→ Written instruction
Write out, word for word, the part of the ball-chasing car tutorial below from "ch1 = tim.channel(1, Timer.PWM, pin=pwma)" to "left_speed=(-left_speed)".

→ Source excerpt
** Begin **
Car chasing balls

Video tutorial 9 - The car that chases the ball: https://singtown.com/learn/49239/
Video Tutorial 21 - A car chasing other objects: https://singtown.com/learn/50041/

Prepare materials

  • OpenMV circuit board x1:\

  • 3D printed car base:

  • 3.7V lithium battery x1:

  • TB6612 motor driver board x1:

  • Bull's eye wheel x2:

  • N20 DC motor x2 (including fixed seat, including tire):

  • M3*20 screw nut x2:

  • M2*4 self-tapping screw x2

Connect the circuit and test the motor

Write the module of the car

First of all, why do we need to write a module? It is not difficult to drive the motor directly. – Because this is the best code reusability, and the control logic is independent of the structure of the car. For different cars, just change the module of the car.

car.py

from pyb import Pin, Timer
inverse_left=False  #change it to True to inverse left wheel
inverse_right=False #change it to True to inverse right wheel

ain1 =  Pin('P0', Pin.OUT_PP)
ain2 =  Pin('P1', Pin.OUT_PP)
bin1 =  Pin('P2', Pin.OUT_PP)
bin2 =  Pin('P3', Pin.OUT_PP)
ain1.low()
ain2.low()
bin1.low()
bin2.low()

pwma = Pin('P7')
pwmb = Pin('P8')
tim = Timer(4, freq=1000)
ch1 = tim.channel(1, Timer.PWM, pin=pwma)
ch2 = tim.channel(2, Timer.PWM, pin=pwmb)
ch1.pulse_width_percent(0)
ch2.pulse_width_percent(0)

def run(left_speed, right_speed):
    if inverse_left==True:
        left_speed=(-left_speed)
    if inverse_right==True:
        right_speed=(-right_speed)

    if left_speed < 0:
        ain1.low()
        ain2.high()
    else:
        ain1.high()
        ain2.low()
    ch1.pulse_width_percent(int(abs(left_speed)))

    if right_speed < 0:
        bin1.low()
        bin2.high()
    else:
        bin1.high()
        bin2.low()
    ch2.pulse_width_percent(int(abs(right_speed)))
** End **
→ Extracted material
** Begin **
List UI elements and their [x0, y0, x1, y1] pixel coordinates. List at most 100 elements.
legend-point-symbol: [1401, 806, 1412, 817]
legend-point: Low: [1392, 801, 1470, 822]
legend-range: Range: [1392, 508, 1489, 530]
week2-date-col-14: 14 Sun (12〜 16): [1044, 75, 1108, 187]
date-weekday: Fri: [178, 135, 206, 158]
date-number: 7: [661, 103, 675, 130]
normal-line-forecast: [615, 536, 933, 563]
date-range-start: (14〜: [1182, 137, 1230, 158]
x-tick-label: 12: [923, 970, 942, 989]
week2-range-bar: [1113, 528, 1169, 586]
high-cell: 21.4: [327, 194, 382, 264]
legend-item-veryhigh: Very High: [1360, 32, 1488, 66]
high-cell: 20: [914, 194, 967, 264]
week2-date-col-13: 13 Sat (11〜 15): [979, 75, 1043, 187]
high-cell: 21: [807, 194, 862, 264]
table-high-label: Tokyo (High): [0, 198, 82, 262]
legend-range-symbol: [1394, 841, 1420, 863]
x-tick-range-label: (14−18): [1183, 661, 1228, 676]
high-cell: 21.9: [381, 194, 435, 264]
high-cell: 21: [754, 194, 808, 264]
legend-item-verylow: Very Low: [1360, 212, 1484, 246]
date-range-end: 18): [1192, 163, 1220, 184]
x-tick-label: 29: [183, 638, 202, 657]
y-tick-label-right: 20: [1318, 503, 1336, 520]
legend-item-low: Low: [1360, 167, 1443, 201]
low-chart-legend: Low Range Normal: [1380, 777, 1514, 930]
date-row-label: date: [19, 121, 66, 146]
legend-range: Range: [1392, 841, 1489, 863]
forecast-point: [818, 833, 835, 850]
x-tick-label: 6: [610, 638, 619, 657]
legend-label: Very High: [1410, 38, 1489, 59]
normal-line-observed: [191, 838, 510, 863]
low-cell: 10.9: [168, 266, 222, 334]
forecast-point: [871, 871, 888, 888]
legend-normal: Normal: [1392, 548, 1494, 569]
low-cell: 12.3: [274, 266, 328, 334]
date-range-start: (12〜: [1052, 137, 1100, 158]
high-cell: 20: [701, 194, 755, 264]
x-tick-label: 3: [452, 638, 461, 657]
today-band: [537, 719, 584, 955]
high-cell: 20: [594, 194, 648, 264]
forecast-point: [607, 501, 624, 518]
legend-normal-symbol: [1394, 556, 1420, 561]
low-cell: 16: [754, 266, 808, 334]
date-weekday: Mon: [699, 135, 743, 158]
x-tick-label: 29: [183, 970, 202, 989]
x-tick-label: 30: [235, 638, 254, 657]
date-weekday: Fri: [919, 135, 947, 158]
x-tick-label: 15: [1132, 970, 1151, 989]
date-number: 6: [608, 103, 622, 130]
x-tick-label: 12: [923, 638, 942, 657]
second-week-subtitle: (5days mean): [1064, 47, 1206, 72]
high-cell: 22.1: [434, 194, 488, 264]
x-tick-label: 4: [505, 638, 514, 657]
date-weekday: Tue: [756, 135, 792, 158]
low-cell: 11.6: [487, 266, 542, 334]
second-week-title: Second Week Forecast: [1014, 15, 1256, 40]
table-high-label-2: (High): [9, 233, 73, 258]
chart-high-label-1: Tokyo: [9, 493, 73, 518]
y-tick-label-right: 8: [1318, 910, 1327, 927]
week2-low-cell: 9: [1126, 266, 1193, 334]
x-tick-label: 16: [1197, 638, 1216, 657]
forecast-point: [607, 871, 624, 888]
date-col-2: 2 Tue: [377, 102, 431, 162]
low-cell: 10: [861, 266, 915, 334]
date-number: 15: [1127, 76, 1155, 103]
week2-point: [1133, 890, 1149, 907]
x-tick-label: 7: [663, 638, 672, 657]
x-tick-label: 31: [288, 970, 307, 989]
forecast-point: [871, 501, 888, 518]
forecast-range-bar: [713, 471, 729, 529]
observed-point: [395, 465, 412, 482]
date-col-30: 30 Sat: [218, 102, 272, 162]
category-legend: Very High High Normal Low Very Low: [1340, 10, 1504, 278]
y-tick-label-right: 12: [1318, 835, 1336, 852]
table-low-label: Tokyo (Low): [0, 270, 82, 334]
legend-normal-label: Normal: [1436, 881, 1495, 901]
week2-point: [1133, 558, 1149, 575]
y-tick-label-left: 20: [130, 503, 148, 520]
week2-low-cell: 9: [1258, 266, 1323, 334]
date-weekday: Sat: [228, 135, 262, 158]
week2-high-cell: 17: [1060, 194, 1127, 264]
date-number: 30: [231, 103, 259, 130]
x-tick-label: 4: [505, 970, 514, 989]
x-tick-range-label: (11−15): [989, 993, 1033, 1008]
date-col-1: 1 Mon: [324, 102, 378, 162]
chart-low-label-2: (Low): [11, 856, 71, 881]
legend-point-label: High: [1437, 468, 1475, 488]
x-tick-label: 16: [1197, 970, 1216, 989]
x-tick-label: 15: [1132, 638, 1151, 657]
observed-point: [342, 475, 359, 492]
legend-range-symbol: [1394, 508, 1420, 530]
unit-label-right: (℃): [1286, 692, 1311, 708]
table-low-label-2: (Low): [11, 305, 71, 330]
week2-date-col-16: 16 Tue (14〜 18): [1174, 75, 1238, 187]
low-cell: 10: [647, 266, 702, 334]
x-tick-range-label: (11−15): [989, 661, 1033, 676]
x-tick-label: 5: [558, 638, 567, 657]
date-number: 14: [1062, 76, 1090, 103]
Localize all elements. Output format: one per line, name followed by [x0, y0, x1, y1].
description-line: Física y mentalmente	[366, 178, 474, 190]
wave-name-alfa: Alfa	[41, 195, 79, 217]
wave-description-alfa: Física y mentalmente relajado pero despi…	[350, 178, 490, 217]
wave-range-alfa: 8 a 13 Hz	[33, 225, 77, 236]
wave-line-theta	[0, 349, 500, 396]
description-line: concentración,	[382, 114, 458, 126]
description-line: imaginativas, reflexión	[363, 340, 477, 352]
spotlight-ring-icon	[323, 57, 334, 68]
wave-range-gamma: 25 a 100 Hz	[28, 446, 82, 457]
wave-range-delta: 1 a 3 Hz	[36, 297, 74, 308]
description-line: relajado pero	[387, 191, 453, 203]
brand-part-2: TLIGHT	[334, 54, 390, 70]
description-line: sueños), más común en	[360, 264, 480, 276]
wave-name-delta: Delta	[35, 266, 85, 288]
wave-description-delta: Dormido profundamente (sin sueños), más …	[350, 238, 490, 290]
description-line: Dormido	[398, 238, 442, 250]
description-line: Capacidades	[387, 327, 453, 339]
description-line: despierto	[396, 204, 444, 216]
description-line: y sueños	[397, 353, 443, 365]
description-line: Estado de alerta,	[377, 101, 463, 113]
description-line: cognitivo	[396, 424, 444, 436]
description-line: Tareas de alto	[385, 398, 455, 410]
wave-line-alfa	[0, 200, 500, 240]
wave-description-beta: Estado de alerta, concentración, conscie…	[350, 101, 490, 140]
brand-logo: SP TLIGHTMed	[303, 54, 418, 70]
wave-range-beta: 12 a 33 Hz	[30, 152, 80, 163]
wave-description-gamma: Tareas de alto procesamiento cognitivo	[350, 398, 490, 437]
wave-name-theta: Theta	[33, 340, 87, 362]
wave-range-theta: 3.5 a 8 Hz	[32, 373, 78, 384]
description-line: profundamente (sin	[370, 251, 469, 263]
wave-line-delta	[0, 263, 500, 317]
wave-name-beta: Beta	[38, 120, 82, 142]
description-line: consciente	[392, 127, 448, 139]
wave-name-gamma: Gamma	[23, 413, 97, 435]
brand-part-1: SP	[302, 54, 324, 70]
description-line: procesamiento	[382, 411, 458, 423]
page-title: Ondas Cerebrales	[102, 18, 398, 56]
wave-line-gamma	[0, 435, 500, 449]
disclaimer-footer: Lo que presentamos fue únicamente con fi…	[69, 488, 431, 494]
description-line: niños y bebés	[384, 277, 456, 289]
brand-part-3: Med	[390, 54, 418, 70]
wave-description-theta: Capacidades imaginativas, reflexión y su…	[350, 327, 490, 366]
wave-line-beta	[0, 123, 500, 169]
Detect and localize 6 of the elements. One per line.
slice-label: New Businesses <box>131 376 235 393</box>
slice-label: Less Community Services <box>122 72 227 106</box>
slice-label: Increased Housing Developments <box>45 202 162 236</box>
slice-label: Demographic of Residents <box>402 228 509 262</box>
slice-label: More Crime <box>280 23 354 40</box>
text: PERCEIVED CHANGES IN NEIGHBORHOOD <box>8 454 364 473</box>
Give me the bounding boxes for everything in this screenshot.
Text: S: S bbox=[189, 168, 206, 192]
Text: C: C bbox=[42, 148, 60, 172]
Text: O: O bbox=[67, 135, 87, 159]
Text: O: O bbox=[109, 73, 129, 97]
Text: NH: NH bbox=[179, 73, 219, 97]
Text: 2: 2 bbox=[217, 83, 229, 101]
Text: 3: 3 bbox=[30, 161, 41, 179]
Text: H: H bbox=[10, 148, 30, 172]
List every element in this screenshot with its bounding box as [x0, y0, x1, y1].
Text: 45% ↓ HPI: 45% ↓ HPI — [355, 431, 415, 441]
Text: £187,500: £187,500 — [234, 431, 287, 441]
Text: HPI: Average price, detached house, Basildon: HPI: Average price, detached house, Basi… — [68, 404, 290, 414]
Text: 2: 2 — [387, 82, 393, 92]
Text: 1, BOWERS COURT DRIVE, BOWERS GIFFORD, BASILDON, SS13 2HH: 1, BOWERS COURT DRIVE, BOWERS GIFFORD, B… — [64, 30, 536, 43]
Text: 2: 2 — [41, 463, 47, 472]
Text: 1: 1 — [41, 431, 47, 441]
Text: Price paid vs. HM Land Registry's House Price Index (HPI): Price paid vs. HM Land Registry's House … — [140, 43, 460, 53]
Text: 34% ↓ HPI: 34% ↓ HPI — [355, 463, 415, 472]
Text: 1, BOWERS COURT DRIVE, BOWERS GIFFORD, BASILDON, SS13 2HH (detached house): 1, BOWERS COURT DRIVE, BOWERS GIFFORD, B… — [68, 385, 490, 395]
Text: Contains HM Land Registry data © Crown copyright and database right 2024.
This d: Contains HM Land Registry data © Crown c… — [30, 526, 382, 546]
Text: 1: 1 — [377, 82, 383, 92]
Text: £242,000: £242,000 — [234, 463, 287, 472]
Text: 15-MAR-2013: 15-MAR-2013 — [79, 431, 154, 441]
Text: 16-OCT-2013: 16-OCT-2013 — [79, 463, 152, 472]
** End **
→ Exercise output
ch1 = tim.channel(1, Timer.PWM, pin=pwma)
ch2 = tim.channel(2, Timer.PWM, pin=pwmb)
ch1.pulse_width_percent(0)
ch2.pulse_width_percent(0)

def run(left_speed, right_speed):
    if inverse_left==True:
        left_speed=(-left_speed)